## Begin Data

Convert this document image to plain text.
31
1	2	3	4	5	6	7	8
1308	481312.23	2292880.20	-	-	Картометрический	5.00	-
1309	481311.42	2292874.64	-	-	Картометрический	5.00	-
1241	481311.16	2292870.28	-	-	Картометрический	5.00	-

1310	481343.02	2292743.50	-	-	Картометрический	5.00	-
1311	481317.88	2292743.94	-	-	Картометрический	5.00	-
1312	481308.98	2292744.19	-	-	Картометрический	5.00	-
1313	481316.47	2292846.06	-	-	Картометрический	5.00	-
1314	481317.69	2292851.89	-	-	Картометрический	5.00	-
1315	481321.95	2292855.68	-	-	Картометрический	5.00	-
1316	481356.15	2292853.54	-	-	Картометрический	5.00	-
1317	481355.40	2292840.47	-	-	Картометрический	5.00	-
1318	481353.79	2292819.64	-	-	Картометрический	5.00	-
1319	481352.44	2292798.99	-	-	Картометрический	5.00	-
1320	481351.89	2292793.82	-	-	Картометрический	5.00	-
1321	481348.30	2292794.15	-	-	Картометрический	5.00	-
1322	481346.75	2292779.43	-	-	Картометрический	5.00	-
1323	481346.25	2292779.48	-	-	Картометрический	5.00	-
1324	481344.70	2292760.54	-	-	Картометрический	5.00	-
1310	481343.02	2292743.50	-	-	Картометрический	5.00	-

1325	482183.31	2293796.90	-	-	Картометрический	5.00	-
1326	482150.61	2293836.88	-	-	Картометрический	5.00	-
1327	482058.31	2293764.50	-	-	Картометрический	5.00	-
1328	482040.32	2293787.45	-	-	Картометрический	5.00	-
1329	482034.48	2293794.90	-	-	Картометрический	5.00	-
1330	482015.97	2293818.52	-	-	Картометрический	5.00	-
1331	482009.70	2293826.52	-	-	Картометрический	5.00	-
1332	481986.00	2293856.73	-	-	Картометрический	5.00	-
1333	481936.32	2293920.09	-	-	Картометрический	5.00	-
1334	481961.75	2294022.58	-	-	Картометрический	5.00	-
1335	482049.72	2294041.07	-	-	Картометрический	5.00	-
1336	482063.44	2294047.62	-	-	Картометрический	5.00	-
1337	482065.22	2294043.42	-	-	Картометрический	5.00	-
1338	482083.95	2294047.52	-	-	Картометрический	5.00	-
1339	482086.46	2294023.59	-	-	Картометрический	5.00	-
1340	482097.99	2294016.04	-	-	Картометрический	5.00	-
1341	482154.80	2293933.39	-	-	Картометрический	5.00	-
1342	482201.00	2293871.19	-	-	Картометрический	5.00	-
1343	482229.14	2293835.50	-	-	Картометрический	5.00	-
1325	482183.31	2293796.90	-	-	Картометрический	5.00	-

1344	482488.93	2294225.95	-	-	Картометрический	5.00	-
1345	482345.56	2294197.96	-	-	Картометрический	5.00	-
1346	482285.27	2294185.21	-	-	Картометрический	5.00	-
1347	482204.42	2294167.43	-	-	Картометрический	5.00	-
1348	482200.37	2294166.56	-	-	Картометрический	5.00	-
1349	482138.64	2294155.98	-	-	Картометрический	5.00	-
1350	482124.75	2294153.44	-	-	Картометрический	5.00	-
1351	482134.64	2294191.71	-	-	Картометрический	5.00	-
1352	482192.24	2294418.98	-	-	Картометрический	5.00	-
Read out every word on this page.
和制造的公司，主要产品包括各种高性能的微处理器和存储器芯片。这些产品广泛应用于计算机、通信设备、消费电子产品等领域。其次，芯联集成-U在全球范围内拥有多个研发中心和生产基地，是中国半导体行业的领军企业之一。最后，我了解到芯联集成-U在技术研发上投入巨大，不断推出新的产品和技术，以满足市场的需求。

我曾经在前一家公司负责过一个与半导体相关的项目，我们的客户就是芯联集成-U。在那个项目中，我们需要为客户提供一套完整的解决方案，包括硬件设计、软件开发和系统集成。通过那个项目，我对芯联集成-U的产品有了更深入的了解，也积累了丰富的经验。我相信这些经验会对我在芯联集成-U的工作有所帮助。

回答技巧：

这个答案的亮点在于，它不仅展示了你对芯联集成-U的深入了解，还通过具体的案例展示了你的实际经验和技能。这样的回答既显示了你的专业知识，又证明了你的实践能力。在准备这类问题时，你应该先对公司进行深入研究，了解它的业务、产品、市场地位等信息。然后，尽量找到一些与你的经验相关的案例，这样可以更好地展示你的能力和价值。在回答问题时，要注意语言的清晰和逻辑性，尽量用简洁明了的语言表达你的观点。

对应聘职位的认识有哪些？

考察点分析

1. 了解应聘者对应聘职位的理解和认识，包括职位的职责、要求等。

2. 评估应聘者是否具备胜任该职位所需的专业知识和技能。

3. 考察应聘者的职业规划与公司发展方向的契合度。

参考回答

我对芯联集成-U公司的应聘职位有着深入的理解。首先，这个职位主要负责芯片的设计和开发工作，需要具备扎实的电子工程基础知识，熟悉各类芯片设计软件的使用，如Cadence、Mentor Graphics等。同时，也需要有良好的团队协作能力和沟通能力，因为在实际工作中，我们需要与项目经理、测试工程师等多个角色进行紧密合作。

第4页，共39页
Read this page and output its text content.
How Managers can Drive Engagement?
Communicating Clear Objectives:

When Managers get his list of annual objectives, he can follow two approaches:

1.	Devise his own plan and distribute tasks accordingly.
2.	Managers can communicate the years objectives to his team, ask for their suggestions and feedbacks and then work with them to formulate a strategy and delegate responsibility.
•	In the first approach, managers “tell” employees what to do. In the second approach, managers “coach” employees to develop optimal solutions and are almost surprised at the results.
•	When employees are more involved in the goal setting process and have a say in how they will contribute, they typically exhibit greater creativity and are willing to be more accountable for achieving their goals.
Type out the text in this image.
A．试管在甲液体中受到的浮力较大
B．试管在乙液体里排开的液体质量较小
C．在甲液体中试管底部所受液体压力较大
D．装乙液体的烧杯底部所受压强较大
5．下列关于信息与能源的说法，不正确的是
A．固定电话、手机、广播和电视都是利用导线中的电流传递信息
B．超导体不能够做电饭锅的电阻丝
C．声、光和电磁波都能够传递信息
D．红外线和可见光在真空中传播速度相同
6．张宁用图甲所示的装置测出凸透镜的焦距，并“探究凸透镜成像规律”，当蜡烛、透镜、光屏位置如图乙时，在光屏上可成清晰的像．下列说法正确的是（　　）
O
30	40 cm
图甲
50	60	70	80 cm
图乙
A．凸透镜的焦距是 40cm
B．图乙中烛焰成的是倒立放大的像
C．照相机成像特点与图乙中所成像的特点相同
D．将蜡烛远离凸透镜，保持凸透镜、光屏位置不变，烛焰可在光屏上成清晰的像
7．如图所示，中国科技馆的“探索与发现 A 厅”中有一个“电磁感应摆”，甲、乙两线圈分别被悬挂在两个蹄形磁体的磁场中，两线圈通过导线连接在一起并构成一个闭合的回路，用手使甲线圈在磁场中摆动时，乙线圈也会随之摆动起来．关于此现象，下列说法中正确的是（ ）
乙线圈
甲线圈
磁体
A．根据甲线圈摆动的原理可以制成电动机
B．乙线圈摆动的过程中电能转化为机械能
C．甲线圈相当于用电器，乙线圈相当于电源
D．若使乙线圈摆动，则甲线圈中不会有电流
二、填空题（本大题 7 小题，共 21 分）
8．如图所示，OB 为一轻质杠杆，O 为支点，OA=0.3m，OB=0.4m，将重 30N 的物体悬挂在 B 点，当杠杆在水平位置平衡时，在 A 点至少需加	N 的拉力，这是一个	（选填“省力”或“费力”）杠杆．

## End Data

### [Problem to solve]
Reproduce the entries above in full, verbatim.

### [The response]
Convert this document image to plain text.
31
1	2	3	4	5	6	7	8
1308	481312.23	2292880.20	-	-	Картометрический	5.00	-
1309	481311.42	2292874.64	-	-	Картометрический	5.00	-
1241	481311.16	2292870.28	-	-	Картометрический	5.00	-

1310	481343.02	2292743.50	-	-	Картометрический	5.00	-
1311	481317.88	2292743.94	-	-	Картометрический	5.00	-
1312	481308.98	2292744.19	-	-	Картометрический	5.00	-
1313	481316.47	2292846.06	-	-	Картометрический	5.00	-
1314	481317.69	2292851.89	-	-	Картометрический	5.00	-
1315	481321.95	2292855.68	-	-	Картометрический	5.00	-
1316	481356.15	2292853.54	-	-	Картометрический	5.00	-
1317	481355.40	2292840.47	-	-	Картометрический	5.00	-
1318	481353.79	2292819.64	-	-	Картометрический	5.00	-
1319	481352.44	2292798.99	-	-	Картометрический	5.00	-
1320	481351.89	2292793.82	-	-	Картометрический	5.00	-
1321	481348.30	2292794.15	-	-	Картометрический	5.00	-
1322	481346.75	2292779.43	-	-	Картометрический	5.00	-
1323	481346.25	2292779.48	-	-	Картометрический	5.00	-
1324	481344.70	2292760.54	-	-	Картометрический	5.00	-
1310	481343.02	2292743.50	-	-	Картометрический	5.00	-

1325	482183.31	2293796.90	-	-	Картометрический	5.00	-
1326	482150.61	2293836.88	-	-	Картометрический	5.00	-
1327	482058.31	2293764.50	-	-	Картометрический	5.00	-
1328	482040.32	2293787.45	-	-	Картометрический	5.00	-
1329	482034.48	2293794.90	-	-	Картометрический	5.00	-
1330	482015.97	2293818.52	-	-	Картометрический	5.00	-
1331	482009.70	2293826.52	-	-	Картометрический	5.00	-
1332	481986.00	2293856.73	-	-	Картометрический	5.00	-
1333	481936.32	2293920.09	-	-	Картометрический	5.00	-
1334	481961.75	2294022.58	-	-	Картометрический	5.00	-
1335	482049.72	2294041.07	-	-	Картометрический	5.00	-
1336	482063.44	2294047.62	-	-	Картометрический	5.00	-
1337	482065.22	2294043.42	-	-	Картометрический	5.00	-
1338	482083.95	2294047.52	-	-	Картометрический	5.00	-
1339	482086.46	2294023.59	-	-	Картометрический	5.00	-
1340	482097.99	2294016.04	-	-	Картометрический	5.00	-
1341	482154.80	2293933.39	-	-	Картометрический	5.00	-
1342	482201.00	2293871.19	-	-	Картометрический	5.00	-
1343	482229.14	2293835.50	-	-	Картометрический	5.00	-
1325	482183.31	2293796.90	-	-	Картометрический	5.00	-

1344	482488.93	2294225.95	-	-	Картометрический	5.00	-
1345	482345.56	2294197.96	-	-	Картометрический	5.00	-
1346	482285.27	2294185.21	-	-	Картометрический	5.00	-
1347	482204.42	2294167.43	-	-	Картометрический	5.00	-
1348	482200.37	2294166.56	-	-	Картометрический	5.00	-
1349	482138.64	2294155.98	-	-	Картометрический	5.00	-
1350	482124.75	2294153.44	-	-	Картометрический	5.00	-
1351	482134.64	2294191.71	-	-	Картометрический	5.00	-
1352	482192.24	2294418.98	-	-	Картометрический	5.00	-
Read out every word on this page.
和制造的公司，主要产品包括各种高性能的微处理器和存储器芯片。这些产品广泛应用于计算机、通信设备、消费电子产品等领域。其次，芯联集成-U在全球范围内拥有多个研发中心和生产基地，是中国半导体行业的领军企业之一。最后，我了解到芯联集成-U在技术研发上投入巨大，不断推出新的产品和技术，以满足市场的需求。

我曾经在前一家公司负责过一个与半导体相关的项目，我们的客户就是芯联集成-U。在那个项目中，我们需要为客户提供一套完整的解决方案，包括硬件设计、软件开发和系统集成。通过那个项目，我对芯联集成-U的产品有了更深入的了解，也积累了丰富的经验。我相信这些经验会对我在芯联集成-U的工作有所帮助。

回答技巧：

这个答案的亮点在于，它不仅展示了你对芯联集成-U的深入了解，还通过具体的案例展示了你的实际经验和技能。这样的回答既显示了你的专业知识，又证明了你的实践能力。在准备这类问题时，你应该先对公司进行深入研究，了解它的业务、产品、市场地位等信息。然后，尽量找到一些与你的经验相关的案例，这样可以更好地展示你的能力和价值。在回答问题时，要注意语言的清晰和逻辑性，尽量用简洁明了的语言表达你的观点。

对应聘职位的认识有哪些？

考察点分析

1. 了解应聘者对应聘职位的理解和认识，包括职位的职责、要求等。

2. 评估应聘者是否具备胜任该职位所需的专业知识和技能。

3. 考察应聘者的职业规划与公司发展方向的契合度。

参考回答

我对芯联集成-U公司的应聘职位有着深入的理解。首先，这个职位主要负责芯片的设计和开发工作，需要具备扎实的电子工程基础知识，熟悉各类芯片设计软件的使用，如Cadence、Mentor Graphics等。同时，也需要有良好的团队协作能力和沟通能力，因为在实际工作中，我们需要与项目经理、测试工程师等多个角色进行紧密合作。

第4页，共39页
Read this page and output its text content.
How Managers can Drive Engagement?
Communicating Clear Objectives:

When Managers get his list of annual objectives, he can follow two approaches:

1.	Devise his own plan and distribute tasks accordingly.
2.	Managers can communicate the years objectives to his team, ask for their suggestions and feedbacks and then work with them to formulate a strategy and delegate responsibility.
•	In the first approach, managers “tell” employees what to do. In the second approach, managers “coach” employees to develop optimal solutions and are almost surprised at the results.
•	When employees are more involved in the goal setting process and have a say in how they will contribute, they typically exhibit greater creativity and are willing to be more accountable for achieving their goals.
Type out the text in this image.
A．试管在甲液体中受到的浮力较大
B．试管在乙液体里排开的液体质量较小
C．在甲液体中试管底部所受液体压力较大
D．装乙液体的烧杯底部所受压强较大
5．下列关于信息与能源的说法，不正确的是
A．固定电话、手机、广播和电视都是利用导线中的电流传递信息
B．超导体不能够做电饭锅的电阻丝
C．声、光和电磁波都能够传递信息
D．红外线和可见光在真空中传播速度相同
6．张宁用图甲所示的装置测出凸透镜的焦距，并“探究凸透镜成像规律”，当蜡烛、透镜、光屏位置如图乙时，在光屏上可成清晰的像．下列说法正确的是（　　）
O
30	40 cm
图甲
50	60	70	80 cm
图乙
A．凸透镜的焦距是 40cm
B．图乙中烛焰成的是倒立放大的像
C．照相机成像特点与图乙中所成像的特点相同
D．将蜡烛远离凸透镜，保持凸透镜、光屏位置不变，烛焰可在光屏上成清晰的像
7．如图所示，中国科技馆的“探索与发现 A 厅”中有一个“电磁感应摆”，甲、乙两线圈分别被悬挂在两个蹄形磁体的磁场中，两线圈通过导线连接在一起并构成一个闭合的回路，用手使甲线圈在磁场中摆动时，乙线圈也会随之摆动起来．关于此现象，下列说法中正确的是（ ）
乙线圈
甲线圈
磁体
A．根据甲线圈摆动的原理可以制成电动机
B．乙线圈摆动的过程中电能转化为机械能
C．甲线圈相当于用电器，乙线圈相当于电源
D．若使乙线圈摆动，则甲线圈中不会有电流
二、填空题（本大题 7 小题，共 21 分）
8．如图所示，OB 为一轻质杠杆，O 为支点，OA=0.3m，OB=0.4m，将重 30N 的物体悬挂在 B 点，当杠杆在水平位置平衡时，在 A 点至少需加	N 的拉力，这是一个	（选填“省力”或“费力”）杠杆．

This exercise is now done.